*Problem details*
Beneath this task is a listing. State how many of its lines include the string "https", giving nothing but the number.

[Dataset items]
========================
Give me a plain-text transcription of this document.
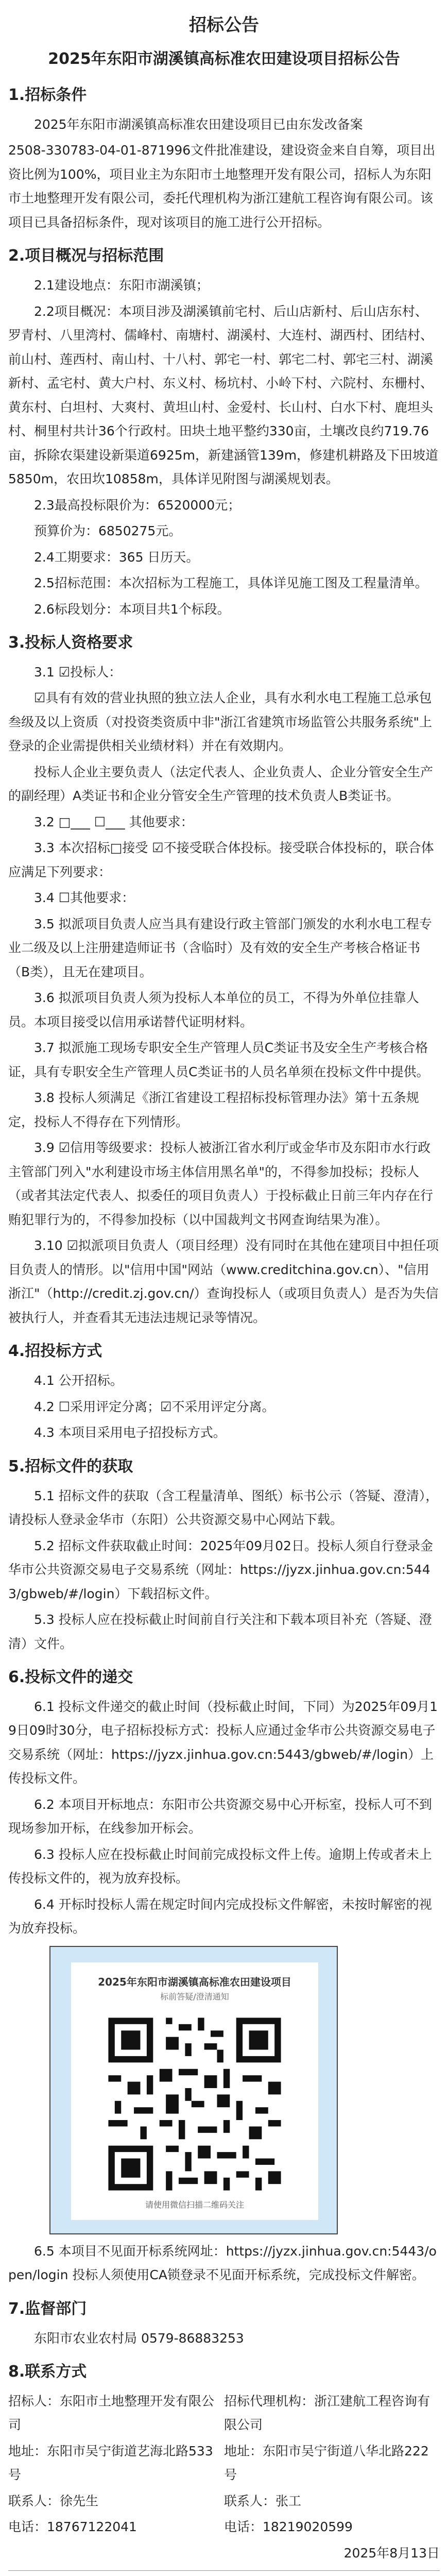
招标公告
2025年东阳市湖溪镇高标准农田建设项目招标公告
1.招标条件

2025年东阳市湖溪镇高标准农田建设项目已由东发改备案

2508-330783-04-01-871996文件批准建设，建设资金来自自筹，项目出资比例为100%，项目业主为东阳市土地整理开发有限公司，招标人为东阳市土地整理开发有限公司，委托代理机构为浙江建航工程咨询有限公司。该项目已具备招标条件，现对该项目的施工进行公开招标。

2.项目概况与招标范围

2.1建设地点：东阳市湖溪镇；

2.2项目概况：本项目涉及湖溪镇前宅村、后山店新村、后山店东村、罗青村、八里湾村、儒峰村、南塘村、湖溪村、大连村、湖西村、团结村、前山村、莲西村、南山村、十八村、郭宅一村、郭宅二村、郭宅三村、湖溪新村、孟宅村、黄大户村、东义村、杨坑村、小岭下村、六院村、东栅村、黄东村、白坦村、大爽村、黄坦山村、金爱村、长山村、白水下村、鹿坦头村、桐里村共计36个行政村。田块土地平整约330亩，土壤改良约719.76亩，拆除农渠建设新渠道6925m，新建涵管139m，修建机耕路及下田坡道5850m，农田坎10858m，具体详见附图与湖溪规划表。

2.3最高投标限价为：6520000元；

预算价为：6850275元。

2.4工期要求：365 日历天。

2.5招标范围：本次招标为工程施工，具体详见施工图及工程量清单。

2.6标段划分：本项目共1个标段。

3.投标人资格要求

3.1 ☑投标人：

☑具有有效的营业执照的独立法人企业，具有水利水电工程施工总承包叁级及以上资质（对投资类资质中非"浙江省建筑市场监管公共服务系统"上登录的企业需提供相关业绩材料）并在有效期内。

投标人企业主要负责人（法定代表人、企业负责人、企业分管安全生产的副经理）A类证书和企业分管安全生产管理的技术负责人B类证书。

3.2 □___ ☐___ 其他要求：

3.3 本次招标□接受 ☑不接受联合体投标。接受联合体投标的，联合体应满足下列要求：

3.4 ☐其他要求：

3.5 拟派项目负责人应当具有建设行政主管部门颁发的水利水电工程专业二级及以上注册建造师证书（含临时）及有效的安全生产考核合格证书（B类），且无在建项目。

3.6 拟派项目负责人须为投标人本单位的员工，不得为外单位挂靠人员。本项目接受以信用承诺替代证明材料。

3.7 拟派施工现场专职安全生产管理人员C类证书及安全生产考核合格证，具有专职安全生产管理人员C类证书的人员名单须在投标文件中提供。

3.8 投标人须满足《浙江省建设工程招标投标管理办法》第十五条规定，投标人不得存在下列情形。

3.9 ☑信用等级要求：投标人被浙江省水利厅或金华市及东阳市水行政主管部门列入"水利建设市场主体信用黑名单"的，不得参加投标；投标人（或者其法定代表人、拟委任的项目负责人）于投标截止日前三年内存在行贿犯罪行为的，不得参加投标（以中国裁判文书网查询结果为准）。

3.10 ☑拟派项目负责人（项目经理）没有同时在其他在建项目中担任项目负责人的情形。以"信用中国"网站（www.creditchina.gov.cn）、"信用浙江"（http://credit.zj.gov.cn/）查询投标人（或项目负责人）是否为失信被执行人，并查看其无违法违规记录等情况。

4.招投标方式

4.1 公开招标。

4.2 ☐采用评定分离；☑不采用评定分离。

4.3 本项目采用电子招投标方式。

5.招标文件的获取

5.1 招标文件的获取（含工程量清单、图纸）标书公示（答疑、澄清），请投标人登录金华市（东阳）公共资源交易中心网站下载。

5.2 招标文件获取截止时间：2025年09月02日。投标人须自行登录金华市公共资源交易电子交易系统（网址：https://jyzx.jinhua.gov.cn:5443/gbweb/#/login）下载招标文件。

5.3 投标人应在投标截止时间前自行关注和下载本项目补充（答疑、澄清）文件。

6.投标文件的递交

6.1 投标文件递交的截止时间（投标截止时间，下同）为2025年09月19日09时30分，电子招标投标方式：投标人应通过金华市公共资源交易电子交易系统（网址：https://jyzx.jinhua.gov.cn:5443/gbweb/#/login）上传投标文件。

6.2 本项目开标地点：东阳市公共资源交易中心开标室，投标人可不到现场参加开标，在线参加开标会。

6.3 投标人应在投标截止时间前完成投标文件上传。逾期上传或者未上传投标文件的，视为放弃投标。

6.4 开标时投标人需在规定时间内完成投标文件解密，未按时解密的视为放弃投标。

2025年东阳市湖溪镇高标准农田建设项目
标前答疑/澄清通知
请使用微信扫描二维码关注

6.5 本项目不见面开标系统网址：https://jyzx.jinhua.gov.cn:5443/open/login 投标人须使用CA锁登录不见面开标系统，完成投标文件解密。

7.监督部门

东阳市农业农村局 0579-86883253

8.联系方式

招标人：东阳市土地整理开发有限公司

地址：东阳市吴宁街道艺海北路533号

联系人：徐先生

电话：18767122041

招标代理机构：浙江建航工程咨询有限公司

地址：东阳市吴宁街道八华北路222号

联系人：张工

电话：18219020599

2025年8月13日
========================
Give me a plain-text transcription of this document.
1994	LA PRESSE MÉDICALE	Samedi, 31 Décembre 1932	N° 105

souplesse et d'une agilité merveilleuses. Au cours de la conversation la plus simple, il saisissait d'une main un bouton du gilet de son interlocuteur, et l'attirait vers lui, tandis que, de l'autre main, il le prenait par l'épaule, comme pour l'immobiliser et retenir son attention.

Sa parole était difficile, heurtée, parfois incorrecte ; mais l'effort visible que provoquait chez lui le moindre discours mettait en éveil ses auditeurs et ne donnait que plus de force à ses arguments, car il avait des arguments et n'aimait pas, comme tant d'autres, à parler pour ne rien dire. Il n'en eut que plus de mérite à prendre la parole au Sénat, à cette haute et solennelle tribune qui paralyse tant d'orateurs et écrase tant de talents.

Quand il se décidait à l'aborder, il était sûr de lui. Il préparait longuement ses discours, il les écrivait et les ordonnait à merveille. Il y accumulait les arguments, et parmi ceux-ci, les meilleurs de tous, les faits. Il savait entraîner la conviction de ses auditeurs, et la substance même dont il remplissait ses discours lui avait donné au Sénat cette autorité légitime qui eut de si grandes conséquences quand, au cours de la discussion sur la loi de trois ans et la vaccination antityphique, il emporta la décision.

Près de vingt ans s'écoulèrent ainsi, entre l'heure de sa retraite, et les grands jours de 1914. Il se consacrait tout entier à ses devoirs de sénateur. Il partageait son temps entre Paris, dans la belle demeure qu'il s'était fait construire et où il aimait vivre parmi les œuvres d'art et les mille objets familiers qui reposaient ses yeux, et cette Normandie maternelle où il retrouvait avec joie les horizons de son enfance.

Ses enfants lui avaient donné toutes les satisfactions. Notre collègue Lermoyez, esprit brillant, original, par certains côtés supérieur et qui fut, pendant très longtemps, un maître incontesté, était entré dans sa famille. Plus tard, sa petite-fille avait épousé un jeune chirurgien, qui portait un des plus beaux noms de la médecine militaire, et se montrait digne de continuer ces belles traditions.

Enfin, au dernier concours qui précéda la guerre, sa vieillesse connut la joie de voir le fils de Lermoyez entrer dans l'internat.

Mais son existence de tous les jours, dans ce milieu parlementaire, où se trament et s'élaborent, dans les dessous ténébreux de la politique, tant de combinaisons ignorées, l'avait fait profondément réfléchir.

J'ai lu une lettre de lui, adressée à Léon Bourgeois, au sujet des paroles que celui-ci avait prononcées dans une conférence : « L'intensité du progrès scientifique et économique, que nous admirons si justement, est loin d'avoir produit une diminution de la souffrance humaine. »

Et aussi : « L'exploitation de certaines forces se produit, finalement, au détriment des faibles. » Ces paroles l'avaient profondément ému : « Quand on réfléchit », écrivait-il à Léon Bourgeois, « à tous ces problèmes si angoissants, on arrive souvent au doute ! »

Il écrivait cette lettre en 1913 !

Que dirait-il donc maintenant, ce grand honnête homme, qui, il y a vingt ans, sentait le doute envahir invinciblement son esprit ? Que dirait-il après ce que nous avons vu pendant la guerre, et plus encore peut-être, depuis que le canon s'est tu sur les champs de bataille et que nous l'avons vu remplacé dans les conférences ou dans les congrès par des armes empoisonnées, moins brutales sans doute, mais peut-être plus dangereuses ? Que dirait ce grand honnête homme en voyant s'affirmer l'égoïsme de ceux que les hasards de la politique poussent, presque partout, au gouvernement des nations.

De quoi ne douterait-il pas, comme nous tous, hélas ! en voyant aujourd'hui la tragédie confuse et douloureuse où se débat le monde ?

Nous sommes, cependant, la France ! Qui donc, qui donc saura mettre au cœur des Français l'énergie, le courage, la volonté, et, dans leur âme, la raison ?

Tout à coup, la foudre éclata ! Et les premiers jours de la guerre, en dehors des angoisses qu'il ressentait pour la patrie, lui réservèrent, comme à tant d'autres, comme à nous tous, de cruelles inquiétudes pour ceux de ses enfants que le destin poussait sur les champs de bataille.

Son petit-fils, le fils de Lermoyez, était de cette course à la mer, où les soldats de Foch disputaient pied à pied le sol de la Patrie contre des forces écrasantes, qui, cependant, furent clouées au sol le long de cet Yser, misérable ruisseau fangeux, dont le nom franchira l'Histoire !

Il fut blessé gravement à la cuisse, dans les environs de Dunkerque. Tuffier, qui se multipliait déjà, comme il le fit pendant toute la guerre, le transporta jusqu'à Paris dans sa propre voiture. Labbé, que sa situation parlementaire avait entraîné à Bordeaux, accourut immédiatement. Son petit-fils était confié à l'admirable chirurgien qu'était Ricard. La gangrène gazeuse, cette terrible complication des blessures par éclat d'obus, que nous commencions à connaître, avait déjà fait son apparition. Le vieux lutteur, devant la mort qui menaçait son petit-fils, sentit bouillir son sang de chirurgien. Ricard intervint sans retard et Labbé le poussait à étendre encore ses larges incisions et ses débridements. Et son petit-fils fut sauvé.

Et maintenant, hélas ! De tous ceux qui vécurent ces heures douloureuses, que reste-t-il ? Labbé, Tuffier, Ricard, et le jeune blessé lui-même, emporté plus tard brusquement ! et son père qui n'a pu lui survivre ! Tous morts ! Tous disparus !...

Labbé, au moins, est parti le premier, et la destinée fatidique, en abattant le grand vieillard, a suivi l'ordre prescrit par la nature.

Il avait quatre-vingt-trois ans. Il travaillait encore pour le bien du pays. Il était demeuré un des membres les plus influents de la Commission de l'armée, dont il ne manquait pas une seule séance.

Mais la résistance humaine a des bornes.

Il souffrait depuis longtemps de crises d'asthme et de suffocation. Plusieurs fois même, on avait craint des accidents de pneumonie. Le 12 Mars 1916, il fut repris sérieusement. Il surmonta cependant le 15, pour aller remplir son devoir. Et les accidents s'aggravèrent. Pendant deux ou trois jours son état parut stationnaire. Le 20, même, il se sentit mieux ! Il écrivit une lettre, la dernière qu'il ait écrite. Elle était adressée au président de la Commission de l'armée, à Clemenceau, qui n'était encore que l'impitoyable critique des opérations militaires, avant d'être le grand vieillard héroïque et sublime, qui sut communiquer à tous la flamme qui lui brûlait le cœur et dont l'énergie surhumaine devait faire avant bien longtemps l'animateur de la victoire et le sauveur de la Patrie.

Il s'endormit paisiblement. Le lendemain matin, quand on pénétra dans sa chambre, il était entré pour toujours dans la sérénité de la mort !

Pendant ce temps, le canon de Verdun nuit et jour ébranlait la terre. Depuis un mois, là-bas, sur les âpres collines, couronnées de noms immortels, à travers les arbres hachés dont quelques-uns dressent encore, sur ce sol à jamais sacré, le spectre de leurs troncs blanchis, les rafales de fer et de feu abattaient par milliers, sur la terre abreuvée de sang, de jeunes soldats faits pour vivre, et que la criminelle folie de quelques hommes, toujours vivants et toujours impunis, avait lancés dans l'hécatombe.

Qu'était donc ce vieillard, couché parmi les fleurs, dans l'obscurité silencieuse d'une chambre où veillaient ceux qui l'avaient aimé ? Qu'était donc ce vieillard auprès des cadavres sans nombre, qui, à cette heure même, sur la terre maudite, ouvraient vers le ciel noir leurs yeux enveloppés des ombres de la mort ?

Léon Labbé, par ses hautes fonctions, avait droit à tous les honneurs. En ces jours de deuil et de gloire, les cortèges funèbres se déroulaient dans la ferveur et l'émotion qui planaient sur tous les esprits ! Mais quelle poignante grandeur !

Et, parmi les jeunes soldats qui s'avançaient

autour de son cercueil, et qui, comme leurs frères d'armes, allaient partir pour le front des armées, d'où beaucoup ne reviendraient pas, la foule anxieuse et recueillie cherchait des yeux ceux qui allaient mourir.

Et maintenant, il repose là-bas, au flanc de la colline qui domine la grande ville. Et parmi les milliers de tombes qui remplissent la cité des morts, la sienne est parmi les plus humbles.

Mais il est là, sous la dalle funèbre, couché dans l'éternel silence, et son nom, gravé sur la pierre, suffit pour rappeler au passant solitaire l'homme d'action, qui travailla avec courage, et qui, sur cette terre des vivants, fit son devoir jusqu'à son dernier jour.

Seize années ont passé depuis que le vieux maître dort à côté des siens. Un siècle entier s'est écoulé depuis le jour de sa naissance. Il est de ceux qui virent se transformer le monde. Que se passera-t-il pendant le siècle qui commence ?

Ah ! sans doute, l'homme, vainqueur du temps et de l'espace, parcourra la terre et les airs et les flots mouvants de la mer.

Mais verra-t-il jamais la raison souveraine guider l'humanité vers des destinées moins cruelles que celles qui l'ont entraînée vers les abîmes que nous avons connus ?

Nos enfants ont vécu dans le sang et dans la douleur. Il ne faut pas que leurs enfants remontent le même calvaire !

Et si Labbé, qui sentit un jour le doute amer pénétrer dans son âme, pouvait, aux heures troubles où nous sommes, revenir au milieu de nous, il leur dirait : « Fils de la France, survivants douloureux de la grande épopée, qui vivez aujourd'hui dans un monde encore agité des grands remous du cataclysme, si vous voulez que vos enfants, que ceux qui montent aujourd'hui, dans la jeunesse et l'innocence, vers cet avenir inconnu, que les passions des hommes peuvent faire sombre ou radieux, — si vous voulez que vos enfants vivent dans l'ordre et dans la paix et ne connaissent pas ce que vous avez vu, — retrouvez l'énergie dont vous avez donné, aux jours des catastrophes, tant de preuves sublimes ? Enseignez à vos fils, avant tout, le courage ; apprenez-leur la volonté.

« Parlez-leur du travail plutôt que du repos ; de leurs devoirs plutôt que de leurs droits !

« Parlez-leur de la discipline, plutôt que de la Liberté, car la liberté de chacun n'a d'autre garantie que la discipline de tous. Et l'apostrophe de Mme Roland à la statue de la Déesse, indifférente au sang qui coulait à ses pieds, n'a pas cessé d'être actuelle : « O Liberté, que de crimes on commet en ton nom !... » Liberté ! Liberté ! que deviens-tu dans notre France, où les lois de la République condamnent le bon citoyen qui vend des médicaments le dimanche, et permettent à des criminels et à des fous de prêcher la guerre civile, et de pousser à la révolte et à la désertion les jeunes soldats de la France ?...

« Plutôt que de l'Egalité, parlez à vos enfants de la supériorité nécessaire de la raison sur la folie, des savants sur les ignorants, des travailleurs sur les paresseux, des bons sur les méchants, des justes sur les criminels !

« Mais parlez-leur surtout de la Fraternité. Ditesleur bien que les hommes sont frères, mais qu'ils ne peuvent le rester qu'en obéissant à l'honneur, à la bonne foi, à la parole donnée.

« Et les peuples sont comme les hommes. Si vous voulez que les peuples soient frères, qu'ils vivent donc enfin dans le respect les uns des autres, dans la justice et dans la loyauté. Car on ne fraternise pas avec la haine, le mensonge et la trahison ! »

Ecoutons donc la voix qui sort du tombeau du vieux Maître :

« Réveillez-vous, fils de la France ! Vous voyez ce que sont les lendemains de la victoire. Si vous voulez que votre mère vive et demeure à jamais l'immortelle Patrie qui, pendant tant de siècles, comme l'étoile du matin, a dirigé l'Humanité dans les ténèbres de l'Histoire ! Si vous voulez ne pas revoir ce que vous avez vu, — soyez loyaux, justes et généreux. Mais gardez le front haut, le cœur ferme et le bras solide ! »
========================
*Exercise output*
3